After locating the line that contains "Type out the text in this image.", quote it and all lines after it through the end of the entries, and nothing more. Pictures stay out.

(Recorded data)
□ □ □

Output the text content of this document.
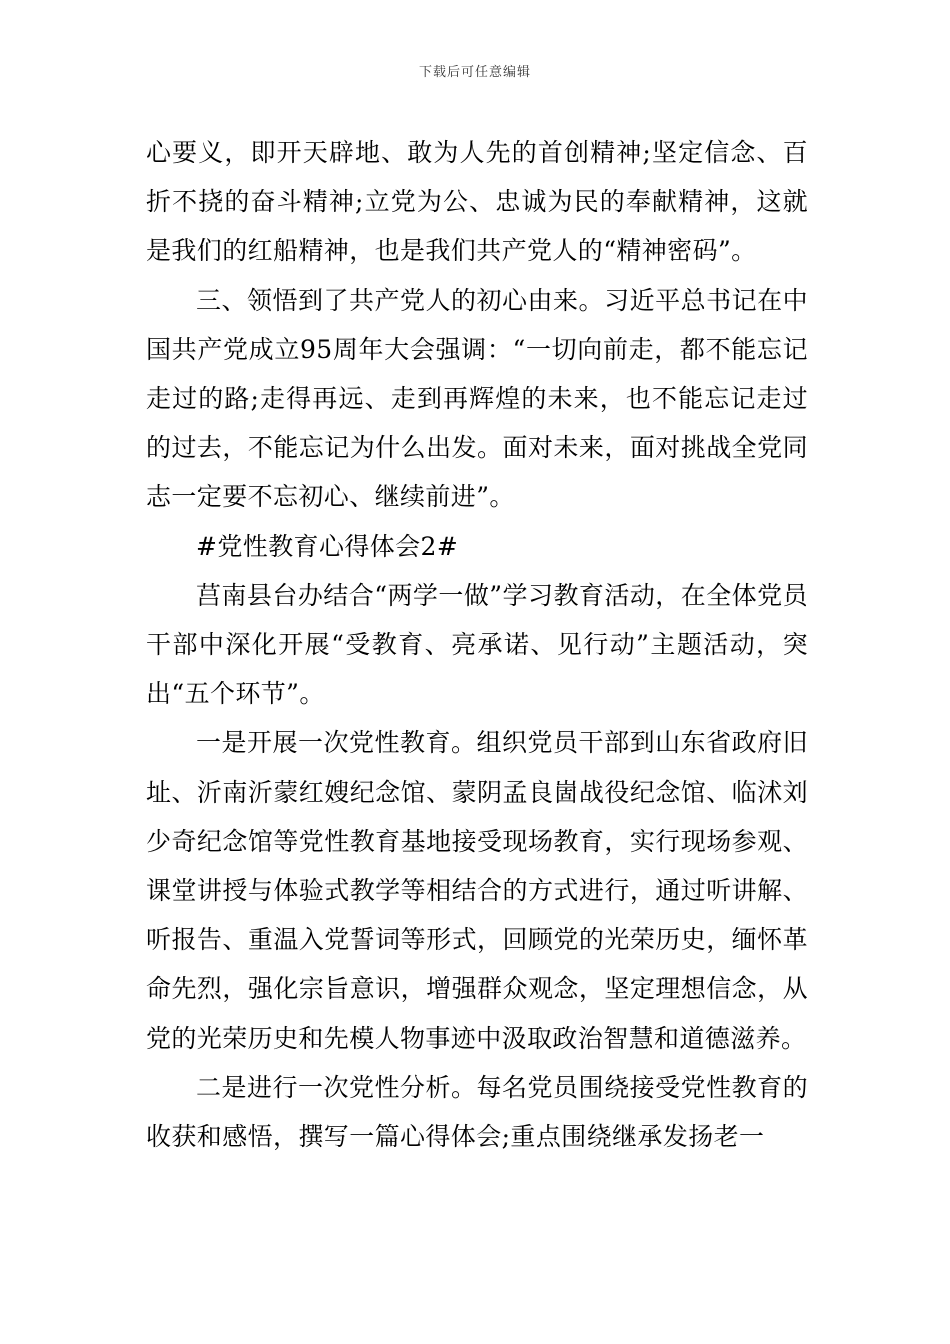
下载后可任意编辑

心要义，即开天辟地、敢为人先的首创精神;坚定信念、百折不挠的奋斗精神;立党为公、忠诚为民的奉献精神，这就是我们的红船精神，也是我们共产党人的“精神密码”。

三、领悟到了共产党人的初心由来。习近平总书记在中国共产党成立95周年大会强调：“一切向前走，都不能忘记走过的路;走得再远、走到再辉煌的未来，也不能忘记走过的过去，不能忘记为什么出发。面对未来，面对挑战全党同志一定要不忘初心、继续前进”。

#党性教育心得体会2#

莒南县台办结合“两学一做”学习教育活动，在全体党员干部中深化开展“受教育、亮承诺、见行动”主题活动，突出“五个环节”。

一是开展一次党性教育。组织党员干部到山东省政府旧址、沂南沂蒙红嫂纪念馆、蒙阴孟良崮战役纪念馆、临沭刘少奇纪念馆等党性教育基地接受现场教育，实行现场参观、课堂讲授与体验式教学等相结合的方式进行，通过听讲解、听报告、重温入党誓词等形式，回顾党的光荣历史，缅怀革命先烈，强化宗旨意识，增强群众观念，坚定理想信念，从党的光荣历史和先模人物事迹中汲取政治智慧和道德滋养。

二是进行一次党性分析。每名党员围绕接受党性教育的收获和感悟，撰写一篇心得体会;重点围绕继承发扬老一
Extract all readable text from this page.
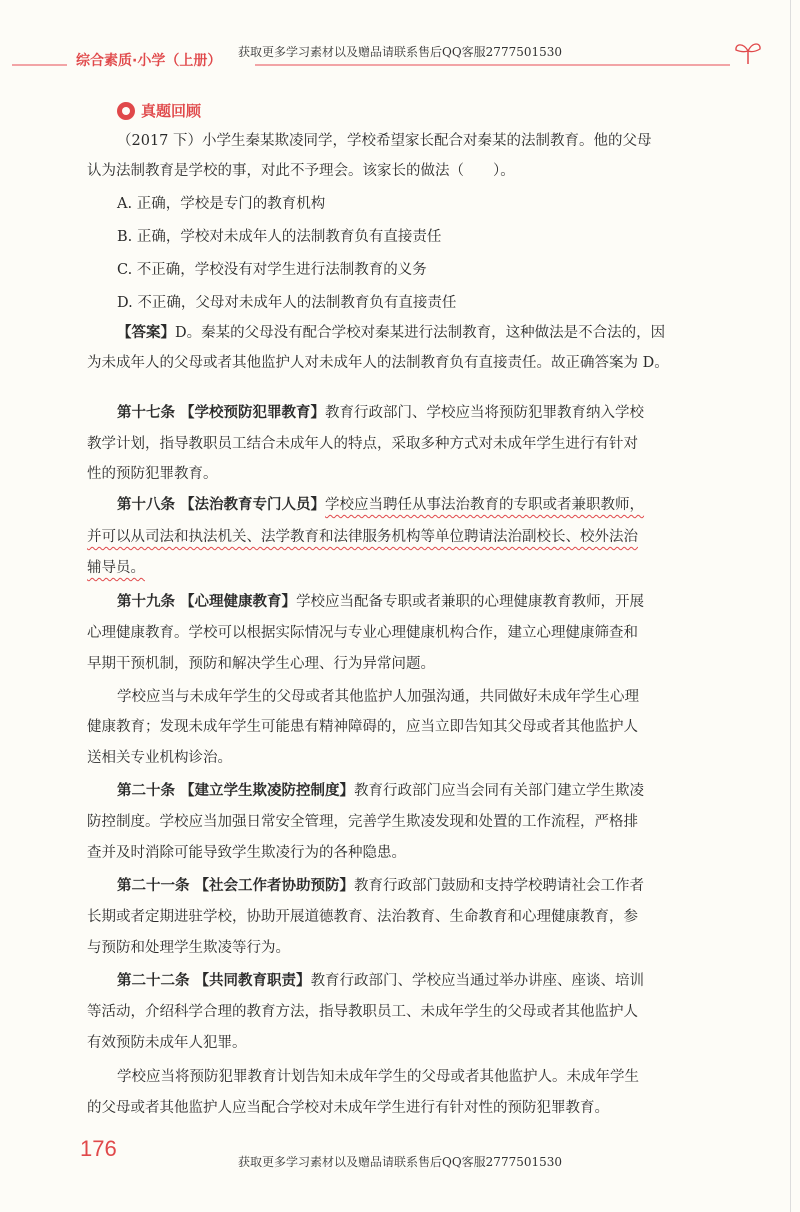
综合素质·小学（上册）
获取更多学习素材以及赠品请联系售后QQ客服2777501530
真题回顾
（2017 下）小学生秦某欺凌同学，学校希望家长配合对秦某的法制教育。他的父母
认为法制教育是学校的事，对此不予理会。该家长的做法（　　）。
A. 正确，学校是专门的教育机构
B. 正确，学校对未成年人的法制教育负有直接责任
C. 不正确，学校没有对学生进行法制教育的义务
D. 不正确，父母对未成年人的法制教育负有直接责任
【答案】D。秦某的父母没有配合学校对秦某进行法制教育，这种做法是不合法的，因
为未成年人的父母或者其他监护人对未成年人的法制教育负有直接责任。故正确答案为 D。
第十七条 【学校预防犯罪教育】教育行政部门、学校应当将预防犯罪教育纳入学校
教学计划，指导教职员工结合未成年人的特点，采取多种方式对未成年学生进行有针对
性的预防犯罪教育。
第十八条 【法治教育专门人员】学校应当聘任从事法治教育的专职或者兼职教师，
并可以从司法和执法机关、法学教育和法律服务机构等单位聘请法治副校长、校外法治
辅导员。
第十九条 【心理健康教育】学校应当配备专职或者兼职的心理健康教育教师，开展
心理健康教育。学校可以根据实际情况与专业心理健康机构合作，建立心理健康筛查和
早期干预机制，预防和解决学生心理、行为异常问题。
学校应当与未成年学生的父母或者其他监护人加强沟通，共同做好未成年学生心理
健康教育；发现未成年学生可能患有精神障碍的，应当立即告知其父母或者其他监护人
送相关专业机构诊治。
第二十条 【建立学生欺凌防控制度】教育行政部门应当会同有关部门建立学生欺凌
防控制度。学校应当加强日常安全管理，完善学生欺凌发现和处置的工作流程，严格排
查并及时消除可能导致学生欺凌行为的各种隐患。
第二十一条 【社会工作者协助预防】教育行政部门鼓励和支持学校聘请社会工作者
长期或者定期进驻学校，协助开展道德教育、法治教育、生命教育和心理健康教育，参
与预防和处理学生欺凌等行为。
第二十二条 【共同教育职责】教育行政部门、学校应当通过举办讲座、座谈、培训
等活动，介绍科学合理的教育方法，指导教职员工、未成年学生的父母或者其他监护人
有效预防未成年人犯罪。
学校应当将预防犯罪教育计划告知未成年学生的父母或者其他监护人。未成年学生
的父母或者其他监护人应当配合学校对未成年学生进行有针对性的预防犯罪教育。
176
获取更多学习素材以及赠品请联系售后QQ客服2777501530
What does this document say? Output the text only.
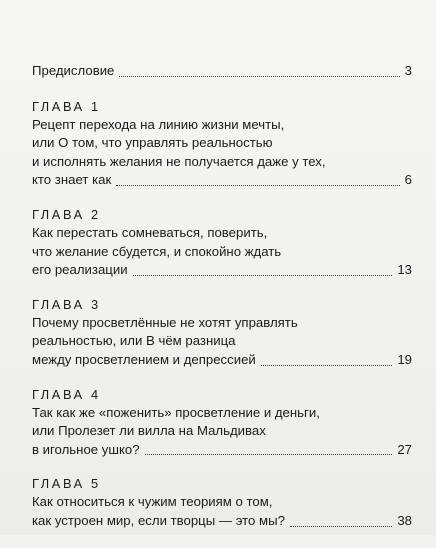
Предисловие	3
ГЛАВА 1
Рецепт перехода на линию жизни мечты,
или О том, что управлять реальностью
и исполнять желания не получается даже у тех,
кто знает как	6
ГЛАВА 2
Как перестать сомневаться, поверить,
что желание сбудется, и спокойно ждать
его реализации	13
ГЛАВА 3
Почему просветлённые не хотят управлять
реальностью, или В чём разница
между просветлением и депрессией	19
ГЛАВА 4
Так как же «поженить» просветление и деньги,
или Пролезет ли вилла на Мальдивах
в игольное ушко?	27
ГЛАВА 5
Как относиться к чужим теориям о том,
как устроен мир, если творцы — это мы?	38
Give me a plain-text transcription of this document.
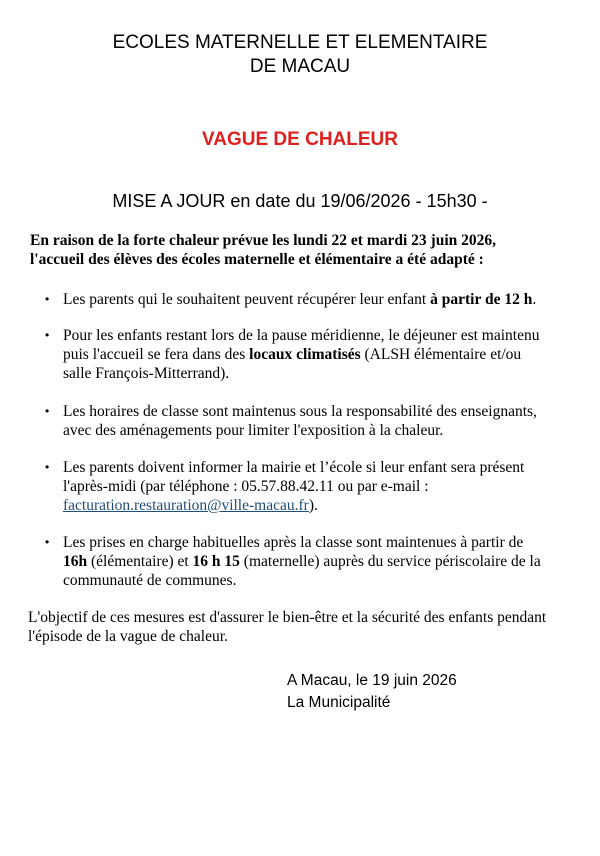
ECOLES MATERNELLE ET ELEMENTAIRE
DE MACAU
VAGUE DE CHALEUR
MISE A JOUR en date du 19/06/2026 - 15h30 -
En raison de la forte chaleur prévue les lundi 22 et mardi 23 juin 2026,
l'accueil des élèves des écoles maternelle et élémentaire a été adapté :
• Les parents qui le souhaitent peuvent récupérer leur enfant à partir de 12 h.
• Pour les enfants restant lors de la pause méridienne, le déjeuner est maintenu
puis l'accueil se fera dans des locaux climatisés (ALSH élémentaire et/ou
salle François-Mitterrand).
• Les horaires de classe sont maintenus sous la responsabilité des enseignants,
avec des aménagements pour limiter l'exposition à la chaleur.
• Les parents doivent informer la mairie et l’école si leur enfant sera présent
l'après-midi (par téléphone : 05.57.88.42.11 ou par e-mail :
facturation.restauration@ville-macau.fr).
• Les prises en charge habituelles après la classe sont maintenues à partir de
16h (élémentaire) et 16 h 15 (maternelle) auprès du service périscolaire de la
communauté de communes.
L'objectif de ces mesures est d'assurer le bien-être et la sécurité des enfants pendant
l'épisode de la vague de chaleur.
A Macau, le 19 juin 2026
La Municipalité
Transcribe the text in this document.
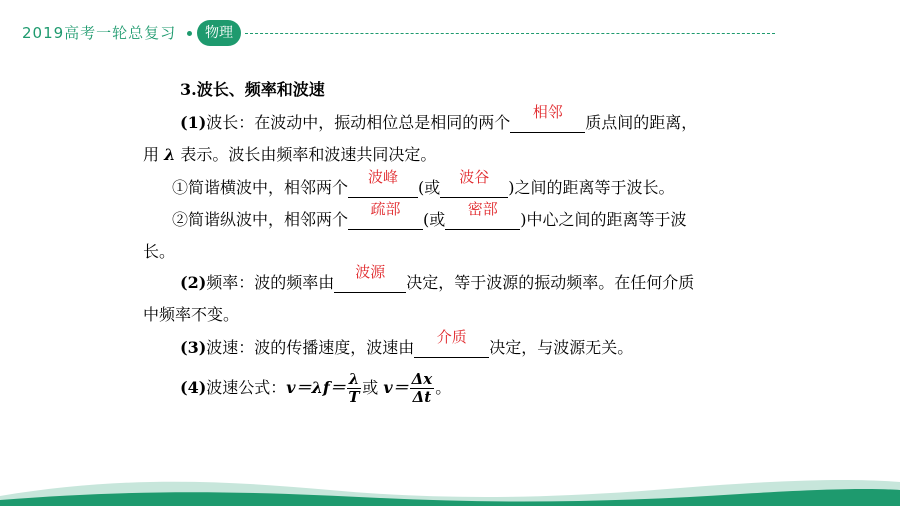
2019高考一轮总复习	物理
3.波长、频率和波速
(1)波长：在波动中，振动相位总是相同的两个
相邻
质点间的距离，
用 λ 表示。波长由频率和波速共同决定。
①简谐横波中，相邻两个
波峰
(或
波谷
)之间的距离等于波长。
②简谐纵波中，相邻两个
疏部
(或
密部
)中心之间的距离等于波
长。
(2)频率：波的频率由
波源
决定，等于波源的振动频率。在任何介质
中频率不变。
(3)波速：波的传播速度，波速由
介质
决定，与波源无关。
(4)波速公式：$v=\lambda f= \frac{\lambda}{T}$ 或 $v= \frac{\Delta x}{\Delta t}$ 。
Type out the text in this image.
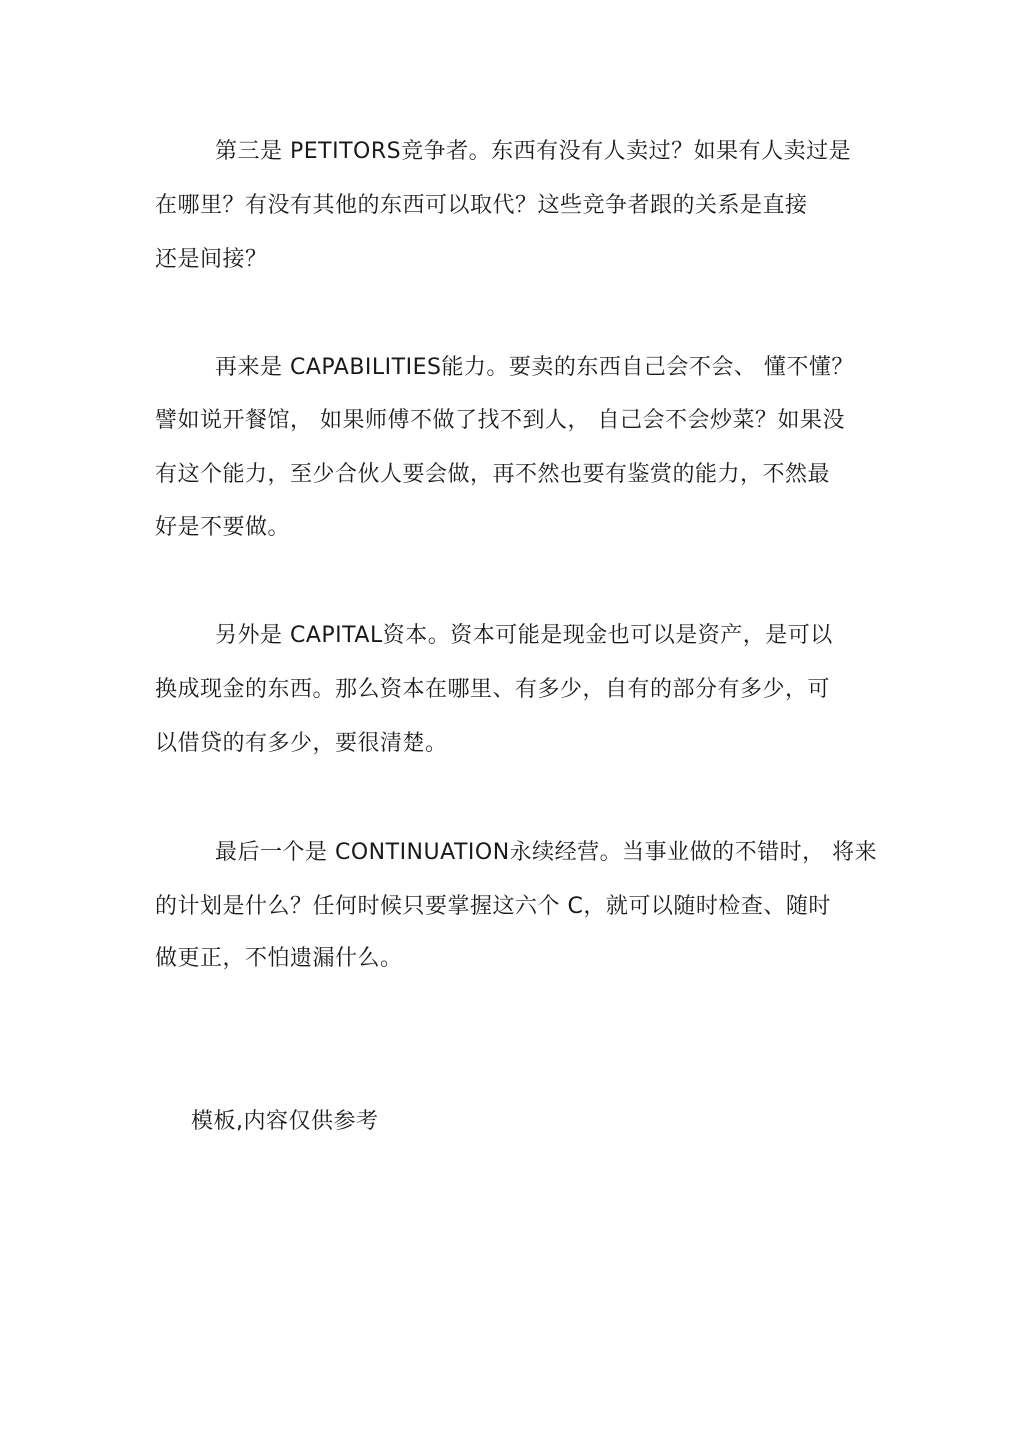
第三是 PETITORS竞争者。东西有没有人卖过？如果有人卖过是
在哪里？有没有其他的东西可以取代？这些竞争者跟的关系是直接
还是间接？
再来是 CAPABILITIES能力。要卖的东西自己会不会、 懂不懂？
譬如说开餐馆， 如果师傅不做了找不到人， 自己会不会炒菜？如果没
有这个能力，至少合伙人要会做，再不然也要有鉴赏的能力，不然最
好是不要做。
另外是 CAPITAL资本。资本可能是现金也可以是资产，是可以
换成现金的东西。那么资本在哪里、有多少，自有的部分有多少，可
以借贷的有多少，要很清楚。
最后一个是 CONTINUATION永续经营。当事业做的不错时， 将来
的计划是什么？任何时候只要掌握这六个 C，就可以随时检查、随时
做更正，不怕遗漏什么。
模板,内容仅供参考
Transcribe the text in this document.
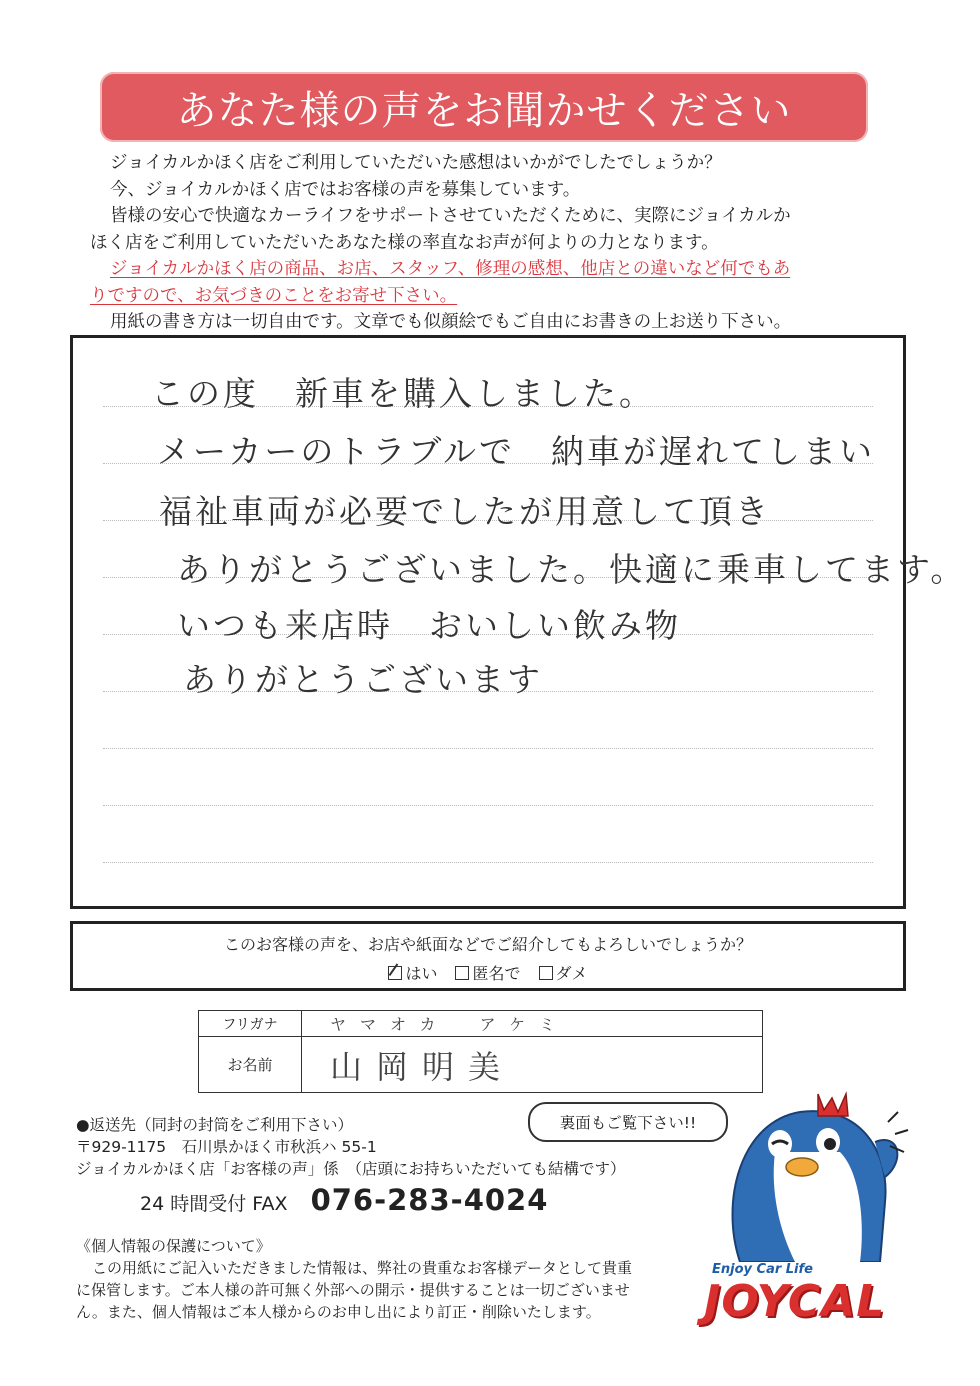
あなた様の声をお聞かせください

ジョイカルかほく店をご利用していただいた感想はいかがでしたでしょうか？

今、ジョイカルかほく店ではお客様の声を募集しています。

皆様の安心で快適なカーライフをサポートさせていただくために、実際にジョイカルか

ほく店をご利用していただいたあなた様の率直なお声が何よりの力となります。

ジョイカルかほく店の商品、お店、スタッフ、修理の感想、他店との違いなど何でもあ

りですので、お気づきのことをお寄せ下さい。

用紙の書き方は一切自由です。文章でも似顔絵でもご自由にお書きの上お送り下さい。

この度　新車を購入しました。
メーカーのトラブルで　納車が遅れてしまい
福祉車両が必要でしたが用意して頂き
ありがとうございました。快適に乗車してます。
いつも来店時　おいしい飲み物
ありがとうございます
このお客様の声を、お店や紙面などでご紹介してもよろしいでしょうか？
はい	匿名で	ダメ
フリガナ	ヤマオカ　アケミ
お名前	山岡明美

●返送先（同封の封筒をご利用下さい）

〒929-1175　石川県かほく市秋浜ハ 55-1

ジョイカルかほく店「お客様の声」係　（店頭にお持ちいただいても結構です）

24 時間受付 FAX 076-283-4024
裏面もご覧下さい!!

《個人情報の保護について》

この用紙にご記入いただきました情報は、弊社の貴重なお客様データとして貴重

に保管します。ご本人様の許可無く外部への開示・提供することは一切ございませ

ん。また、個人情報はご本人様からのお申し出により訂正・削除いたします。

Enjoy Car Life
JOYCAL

□ □ □

**Solution for this task:**
Type out the text in this image.
第三是 PETITORS竞争者。东西有没有人卖过？如果有人卖过是
在哪里？有没有其他的东西可以取代？这些竞争者跟的关系是直接
还是间接？
再来是 CAPABILITIES能力。要卖的东西自己会不会、 懂不懂？
譬如说开餐馆， 如果师傅不做了找不到人， 自己会不会炒菜？如果没
有这个能力，至少合伙人要会做，再不然也要有鉴赏的能力，不然最
好是不要做。
另外是 CAPITAL资本。资本可能是现金也可以是资产，是可以
换成现金的东西。那么资本在哪里、有多少，自有的部分有多少，可
以借贷的有多少，要很清楚。
最后一个是 CONTINUATION永续经营。当事业做的不错时， 将来
的计划是什么？任何时候只要掌握这六个 C，就可以随时检查、随时
做更正，不怕遗漏什么。
模板,内容仅供参考
Transcribe the text in this document.
あなた様の声をお聞かせください

ジョイカルかほく店をご利用していただいた感想はいかがでしたでしょうか？

今、ジョイカルかほく店ではお客様の声を募集しています。

皆様の安心で快適なカーライフをサポートさせていただくために、実際にジョイカルか

ほく店をご利用していただいたあなた様の率直なお声が何よりの力となります。

ジョイカルかほく店の商品、お店、スタッフ、修理の感想、他店との違いなど何でもあ

りですので、お気づきのことをお寄せ下さい。

用紙の書き方は一切自由です。文章でも似顔絵でもご自由にお書きの上お送り下さい。

この度　新車を購入しました。
メーカーのトラブルで　納車が遅れてしまい
福祉車両が必要でしたが用意して頂き
ありがとうございました。快適に乗車してます。
いつも来店時　おいしい飲み物
ありがとうございます
このお客様の声を、お店や紙面などでご紹介してもよろしいでしょうか？
はい	匿名で	ダメ
フリガナ	ヤマオカ　アケミ
お名前	山岡明美

●返送先（同封の封筒をご利用下さい）

〒929-1175　石川県かほく市秋浜ハ 55-1

ジョイカルかほく店「お客様の声」係　（店頭にお持ちいただいても結構です）

24 時間受付 FAX 076-283-4024
裏面もご覧下さい!!

《個人情報の保護について》

この用紙にご記入いただきました情報は、弊社の貴重なお客様データとして貴重

に保管します。ご本人様の許可無く外部への開示・提供することは一切ございませ

ん。また、個人情報はご本人様からのお申し出により訂正・削除いたします。

Enjoy Car Life
JOYCAL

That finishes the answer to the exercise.